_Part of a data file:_
————
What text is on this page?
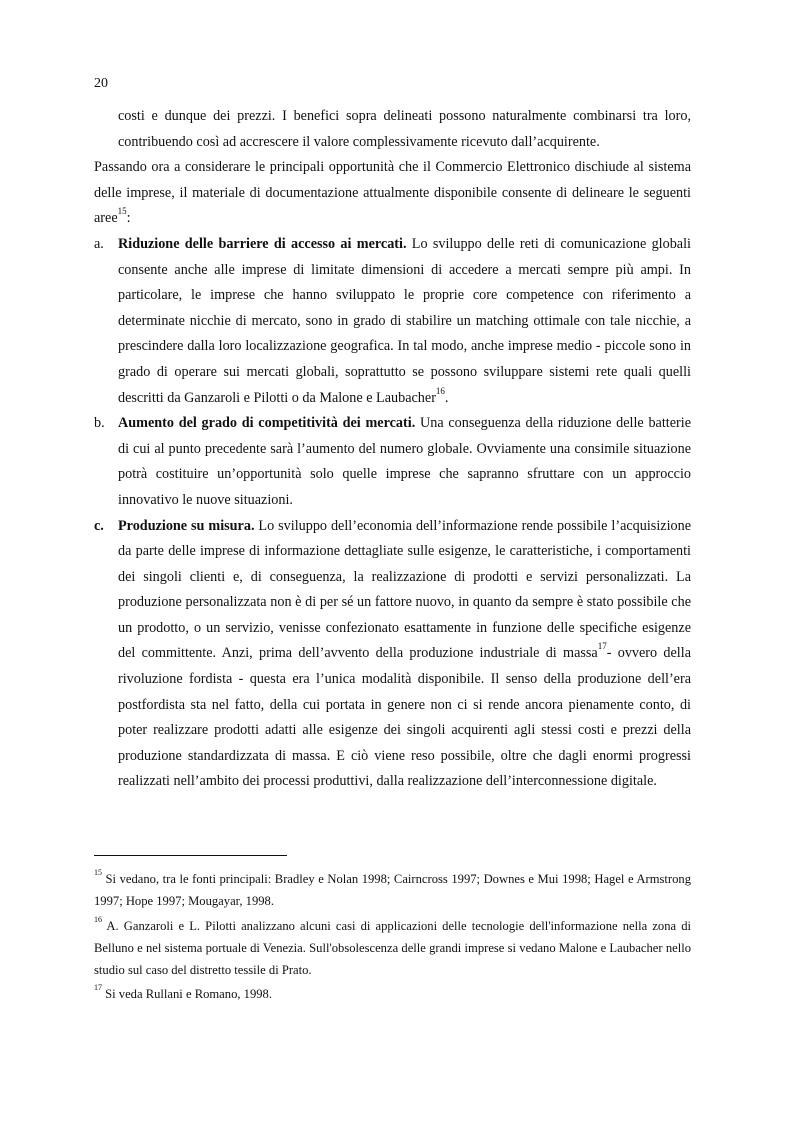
20

costi e dunque dei prezzi. I benefici sopra delineati possono naturalmente combinarsi tra loro, contribuendo così ad accrescere il valore complessivamente ricevuto dall’acquirente.

Passando ora a considerare le principali opportunità che il Commercio Elettronico dischiude al sistema delle imprese, il materiale di documentazione attualmente disponibile consente di delineare le seguenti aree$^{15}$:

a. Riduzione delle barriere di accesso ai mercati. Lo sviluppo delle reti di comunicazione globali consente anche alle imprese di limitate dimensioni di accedere a mercati sempre più ampi. In particolare, le imprese che hanno sviluppato le proprie core competence con riferimento a determinate nicchie di mercato, sono in grado di stabilire un matching ottimale con tale nicchie, a prescindere dalla loro localizzazione geografica. In tal modo, anche imprese medio - piccole sono in grado di operare sui mercati globali, soprattutto se possono sviluppare sistemi rete quali quelli descritti da Ganzaroli e Pilotti o da Malone e Laubacher$^{16}$.

b. Aumento del grado di competitività dei mercati. Una conseguenza della riduzione delle batterie di cui al punto precedente sarà l’aumento del numero globale. Ovviamente una consimile situazione potrà costituire un’opportunità solo quelle imprese che sapranno sfruttare con un approccio innovativo le nuove situazioni.

c. Produzione su misura. Lo sviluppo dell’economia dell’informazione rende possibile l’acquisizione da parte delle imprese di informazione dettagliate sulle esigenze, le caratteristiche, i comportamenti dei singoli clienti e, di conseguenza, la realizzazione di prodotti e servizi personalizzati. La produzione personalizzata non è di per sé un fattore nuovo, in quanto da sempre è stato possibile che un prodotto, o un servizio, venisse confezionato esattamente in funzione delle specifiche esigenze del committente. Anzi, prima dell’avvento della produzione industriale di massa$^{17}$- ovvero della rivoluzione fordista - questa era l’unica modalità disponibile. Il senso della produzione dell’era postfordista sta nel fatto, della cui portata in genere non ci si rende ancora pienamente conto, di poter realizzare prodotti adatti alle esigenze dei singoli acquirenti agli stessi costi e prezzi della produzione standardizzata di massa. E ciò viene reso possibile, oltre che dagli enormi progressi realizzati nell’ambito dei processi produttivi, dalla realizzazione dell’interconnessione digitale.

$^{15}$ Si vedano, tra le fonti principali: Bradley e Nolan 1998; Cairncross 1997; Downes e Mui 1998; Hagel e Armstrong 1997; Hope 1997; Mougayar, 1998.

$^{16}$ A. Ganzaroli e L. Pilotti analizzano alcuni casi di applicazioni delle tecnologie dell'informazione nella zona di Belluno e nel sistema portuale di Venezia. Sull'obsolescenza delle grandi imprese si vedano Malone e Laubacher nello studio sul caso del distretto tessile di Prato.

$^{17}$ Si veda Rullani e Romano, 1998.
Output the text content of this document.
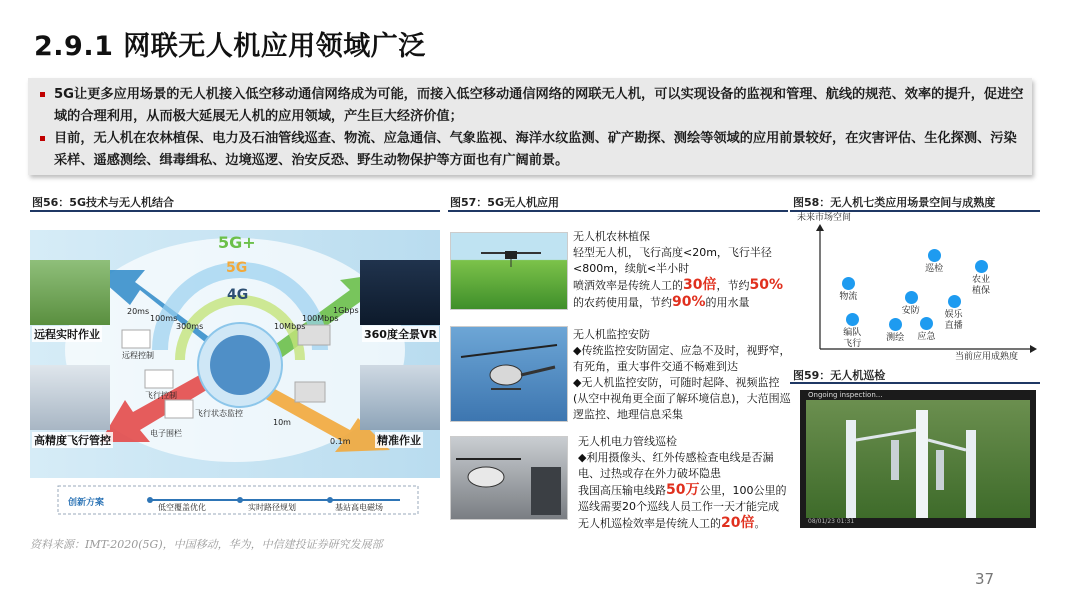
2.9.1 网联无人机应用领域广泛
5G让更多应用场景的无人机接入低空移动通信网络成为可能，而接入低空移动通信网络的网联无人机，可以实现设备的监视和管理、航线的规范、效率的提升，促进空域的合理利用，从而极大延展无人机的应用领域，产生巨大经济价值；
目前，无人机在农林植保、电力及石油管线巡查、物流、应急通信、气象监视、海洋水纹监测、矿产勘探、测绘等领域的应用前景较好，在灾害评估、生化探测、污染采样、遥感测绘、缉毒缉私、边境巡逻、治安反恐、野生动物保护等方面也有广阔前景。
图56：5G技术与无人机结合	图57：5G无人机应用	图58：无人机七类应用场景空间与成熟度
5G+
5G
4G
远程实时作业	360度全景VR
高精度飞行管控	精准作业
20ms
100ms
300ms
1Gbps
100Mbps
10Mbps
0.1m
10m
远程控制
飞行控制
飞行状态监控
电子围栏
创新方案	低空覆盖优化	实时路径规划	基站高电磁场
无人机农林植保
轻型无人机，飞行高度<20m，飞行半径<800m，续航<半小时
喷洒效率是传统人工的30倍，节约50%的农药使用量，节约90%的用水量
无人机监控安防
◆传统监控安防固定、应急不及时，视野窄，有死角，重大事件交通不畅难到达
◆无人机监控安防，可随时起降、视频监控(从空中视角更全面了解环境信息)，大范围巡逻监控、地理信息采集
无人机电力管线巡检
◆利用摄像头、红外传感检查电线是否漏电、过热或存在外力破坏隐患
我国高压输电线路50万公里，100公里的巡线需要20个巡线人员工作一天才能完成
无人机巡检效率是传统人工的20倍。
未来市场空间
当前应用成熟度
巡检
农业
植保
物流
安防	娱乐
直播
编队
飞行
测绘	应急
图59：无人机巡检
Ongoing inspection...
08/01/23 01:31
资料来源：IMT-2020(5G)，中国移动，华为，中信建投证券研究发展部
37
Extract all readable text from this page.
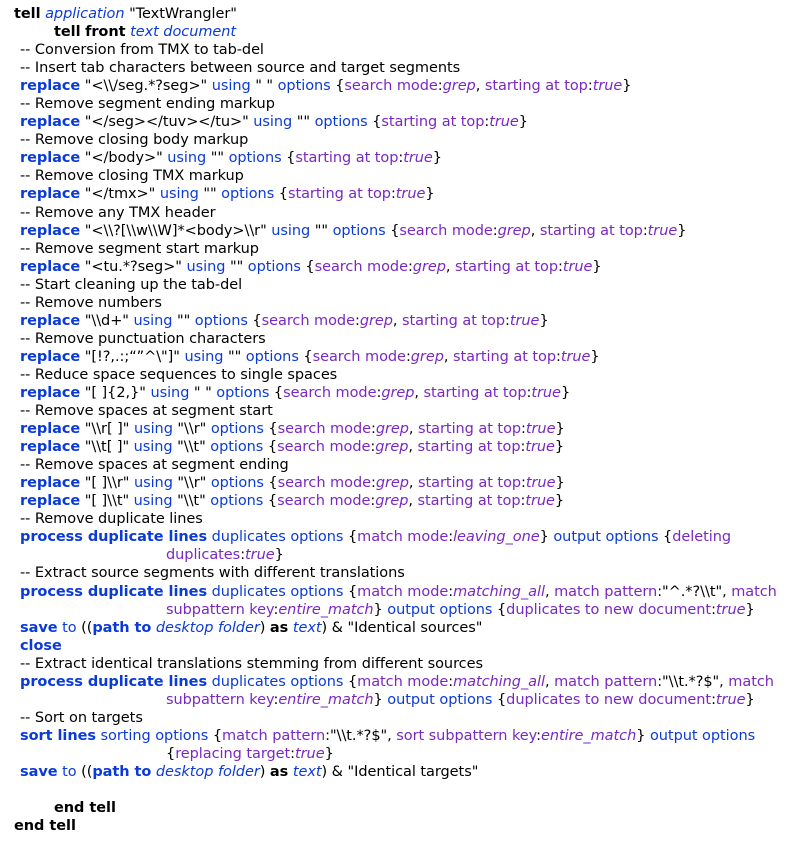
tell application "TextWrangler"
tell front text document
-- Conversion from TMX to tab-del
-- Insert tab characters between source and target segments
replace "<\\/seg.*?seg>" using " " options {search mode:grep, starting at top:true}
-- Remove segment ending markup
replace "</seg></tuv></tu>" using "" options {starting at top:true}
-- Remove closing body markup
replace "</body>" using "" options {starting at top:true}
-- Remove closing TMX markup
replace "</tmx>" using "" options {starting at top:true}
-- Remove any TMX header
replace "<\\?[\\w\\W]*<body>\\r" using "" options {search mode:grep, starting at top:true}
-- Remove segment start markup
replace "<tu.*?seg>" using "" options {search mode:grep, starting at top:true}
-- Start cleaning up the tab-del
-- Remove numbers
replace "\\d+" using "" options {search mode:grep, starting at top:true}
-- Remove punctuation characters
replace "[!?,.:;“”^\"]" using "" options {search mode:grep, starting at top:true}
-- Reduce space sequences to single spaces
replace "[ ]{2,}" using " " options {search mode:grep, starting at top:true}
-- Remove spaces at segment start
replace "\\r[ ]" using "\\r" options {search mode:grep, starting at top:true}
replace "\\t[ ]" using "\\t" options {search mode:grep, starting at top:true}
-- Remove spaces at segment ending
replace "[ ]\\r" using "\\r" options {search mode:grep, starting at top:true}
replace "[ ]\\t" using "\\t" options {search mode:grep, starting at top:true}
-- Remove duplicate lines
process duplicate lines duplicates options {match mode:leaving_one} output options {deleting
duplicates:true}
-- Extract source segments with different translations
process duplicate lines duplicates options {match mode:matching_all, match pattern:"^.*?\\t", match
subpattern key:entire_match} output options {duplicates to new document:true}
save to ((path to desktop folder) as text) & "Identical sources"
close
-- Extract identical translations stemming from different sources
process duplicate lines duplicates options {match mode:matching_all, match pattern:"\\t.*?$", match
subpattern key:entire_match} output options {duplicates to new document:true}
-- Sort on targets
sort lines sorting options {match pattern:"\\t.*?$", sort subpattern key:entire_match} output options
{replacing target:true}
save to ((path to desktop folder) as text) & "Identical targets"
end tell
end tell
————
_Written instruction:_
Working from the listing above, pick out every line that has "different" and copy it.

_Solution to this exercise:_
-- Extract source segments with different translations
-- Extract identical translations stemming from different sources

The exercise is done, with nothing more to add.